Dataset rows
________
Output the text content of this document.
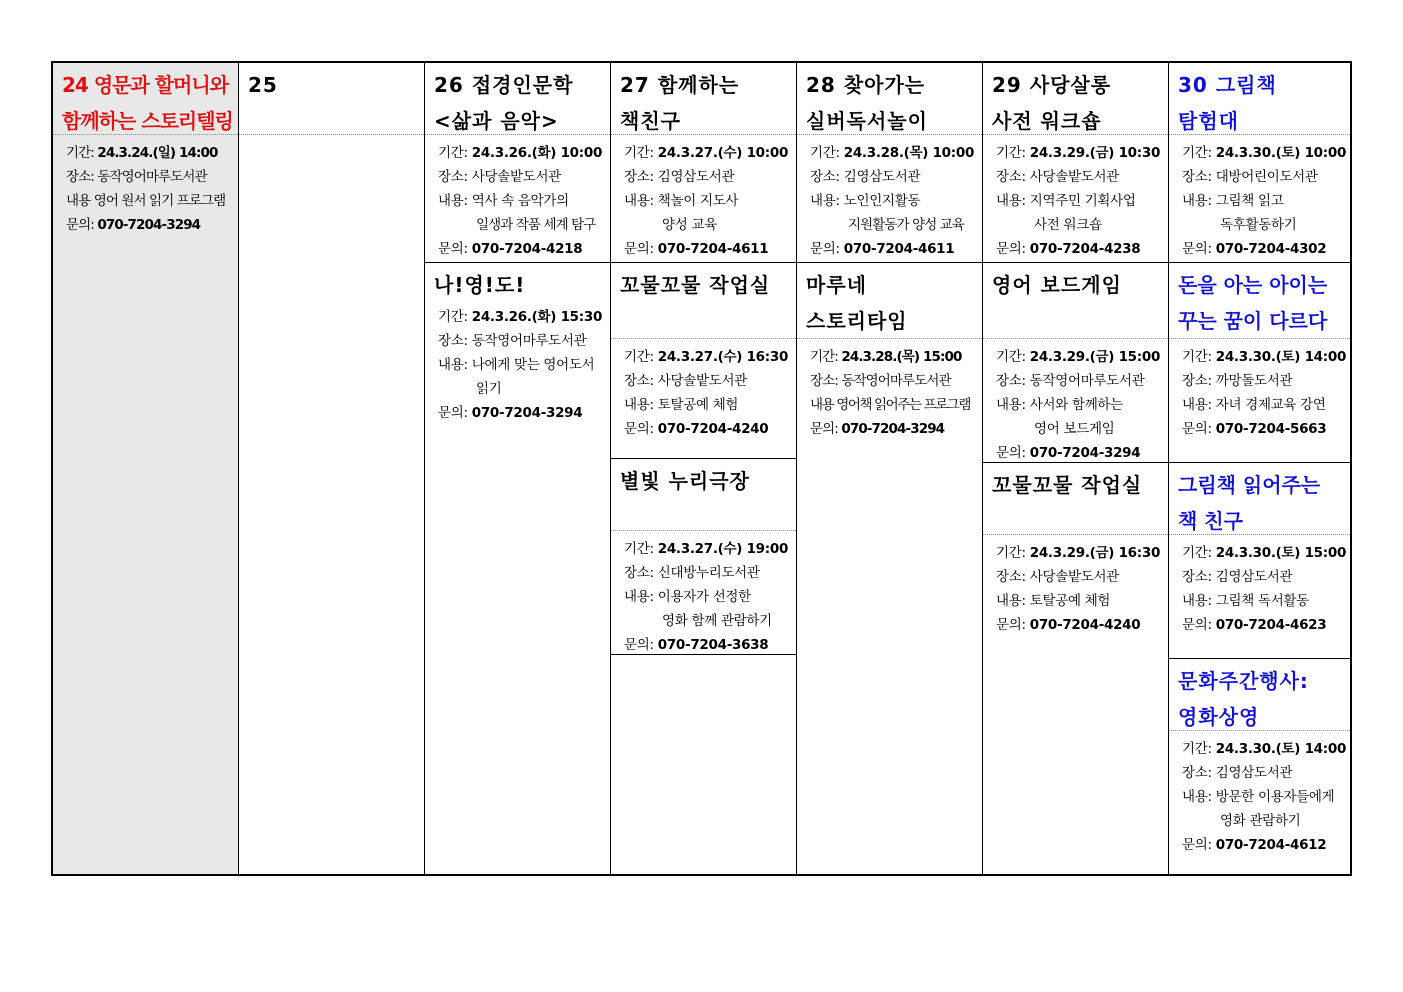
24 영문과 할머니와
함께하는 스토리텔링
기간: 24.3.24.(일) 14:00
장소: 동작영어마루도서관
내용 영어 원서 읽기 프로그램
문의: 070-7204-3294
25	26 접경인문학
<삶과 음악>
기간: 24.3.26.(화) 10:00
장소: 사당솔밭도서관
내용: 역사 속 음악가의
일생과 작품 세계 탐구
문의: 070-7204-4218
나!영!도!
기간: 24.3.26.(화) 15:30
장소: 동작영어마루도서관
내용: 나에게 맞는 영어도서
읽기
문의: 070-7204-3294
27 함께하는
책친구
기간: 24.3.27.(수) 10:00
장소: 김영삼도서관
내용: 책놀이 지도사
양성 교육
문의: 070-7204-4611
꼬물꼬물 작업실
기간: 24.3.27.(수) 16:30
장소: 사당솔밭도서관
내용: 토탈공예 체험
문의: 070-7204-4240
별빛 누리극장
기간: 24.3.27.(수) 19:00
장소: 신대방누리도서관
내용: 이용자가 선정한
영화 함께 관람하기
문의: 070-7204-3638
28 찾아가는
실버독서놀이
기간: 24.3.28.(목) 10:00
장소: 김영삼도서관
내용: 노인인지활동
지원활동가 양성 교육
문의: 070-7204-4611
마루네
스토리타임
기간: 24.3.28.(목) 15:00
장소: 동작영어마루도서관
내용 영어책 읽어주는 프로그램
문의: 070-7204-3294
29 사당살롱
사전 워크숍
기간: 24.3.29.(금) 10:30
장소: 사당솔밭도서관
내용: 지역주민 기획사업
사전 워크숍
문의: 070-7204-4238
영어 보드게임
기간: 24.3.29.(금) 15:00
장소: 동작영어마루도서관
내용: 사서와 함께하는
영어 보드게임
문의: 070-7204-3294
꼬물꼬물 작업실
기간: 24.3.29.(금) 16:30
장소: 사당솔밭도서관
내용: 토탈공예 체험
문의: 070-7204-4240
30 그림책
탐험대
기간: 24.3.30.(토) 10:00
장소: 대방어린이도서관
내용: 그림책 읽고
독후활동하기
문의: 070-7204-4302
돈을 아는 아이는
꾸는 꿈이 다르다
기간: 24.3.30.(토) 14:00
장소: 까망돌도서관
내용: 자녀 경제교육 강연
문의: 070-7204-5663
그림책 읽어주는
책 친구
기간: 24.3.30.(토) 15:00
장소: 김영삼도서관
내용: 그림책 독서활동
문의: 070-7204-4623
문화주간행사:
영화상영
기간: 24.3.30.(토) 14:00
장소: 김영삼도서관
내용: 방문한 이용자들에게
영화 관람하기
문의: 070-7204-4612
________
## Challenge
Print all of the entries word for word. Skip any images they contain.

## Correct response
Output the text content of this document.
24 영문과 할머니와
함께하는 스토리텔링
기간: 24.3.24.(일) 14:00
장소: 동작영어마루도서관
내용 영어 원서 읽기 프로그램
문의: 070-7204-3294
25	26 접경인문학
<삶과 음악>
기간: 24.3.26.(화) 10:00
장소: 사당솔밭도서관
내용: 역사 속 음악가의
일생과 작품 세계 탐구
문의: 070-7204-4218
나!영!도!
기간: 24.3.26.(화) 15:30
장소: 동작영어마루도서관
내용: 나에게 맞는 영어도서
읽기
문의: 070-7204-3294
27 함께하는
책친구
기간: 24.3.27.(수) 10:00
장소: 김영삼도서관
내용: 책놀이 지도사
양성 교육
문의: 070-7204-4611
꼬물꼬물 작업실
기간: 24.3.27.(수) 16:30
장소: 사당솔밭도서관
내용: 토탈공예 체험
문의: 070-7204-4240
별빛 누리극장
기간: 24.3.27.(수) 19:00
장소: 신대방누리도서관
내용: 이용자가 선정한
영화 함께 관람하기
문의: 070-7204-3638
28 찾아가는
실버독서놀이
기간: 24.3.28.(목) 10:00
장소: 김영삼도서관
내용: 노인인지활동
지원활동가 양성 교육
문의: 070-7204-4611
마루네
스토리타임
기간: 24.3.28.(목) 15:00
장소: 동작영어마루도서관
내용 영어책 읽어주는 프로그램
문의: 070-7204-3294
29 사당살롱
사전 워크숍
기간: 24.3.29.(금) 10:30
장소: 사당솔밭도서관
내용: 지역주민 기획사업
사전 워크숍
문의: 070-7204-4238
영어 보드게임
기간: 24.3.29.(금) 15:00
장소: 동작영어마루도서관
내용: 사서와 함께하는
영어 보드게임
문의: 070-7204-3294
꼬물꼬물 작업실
기간: 24.3.29.(금) 16:30
장소: 사당솔밭도서관
내용: 토탈공예 체험
문의: 070-7204-4240
30 그림책
탐험대
기간: 24.3.30.(토) 10:00
장소: 대방어린이도서관
내용: 그림책 읽고
독후활동하기
문의: 070-7204-4302
돈을 아는 아이는
꾸는 꿈이 다르다
기간: 24.3.30.(토) 14:00
장소: 까망돌도서관
내용: 자녀 경제교육 강연
문의: 070-7204-5663
그림책 읽어주는
책 친구
기간: 24.3.30.(토) 15:00
장소: 김영삼도서관
내용: 그림책 독서활동
문의: 070-7204-4623
문화주간행사:
영화상영
기간: 24.3.30.(토) 14:00
장소: 김영삼도서관
내용: 방문한 이용자들에게
영화 관람하기
문의: 070-7204-4612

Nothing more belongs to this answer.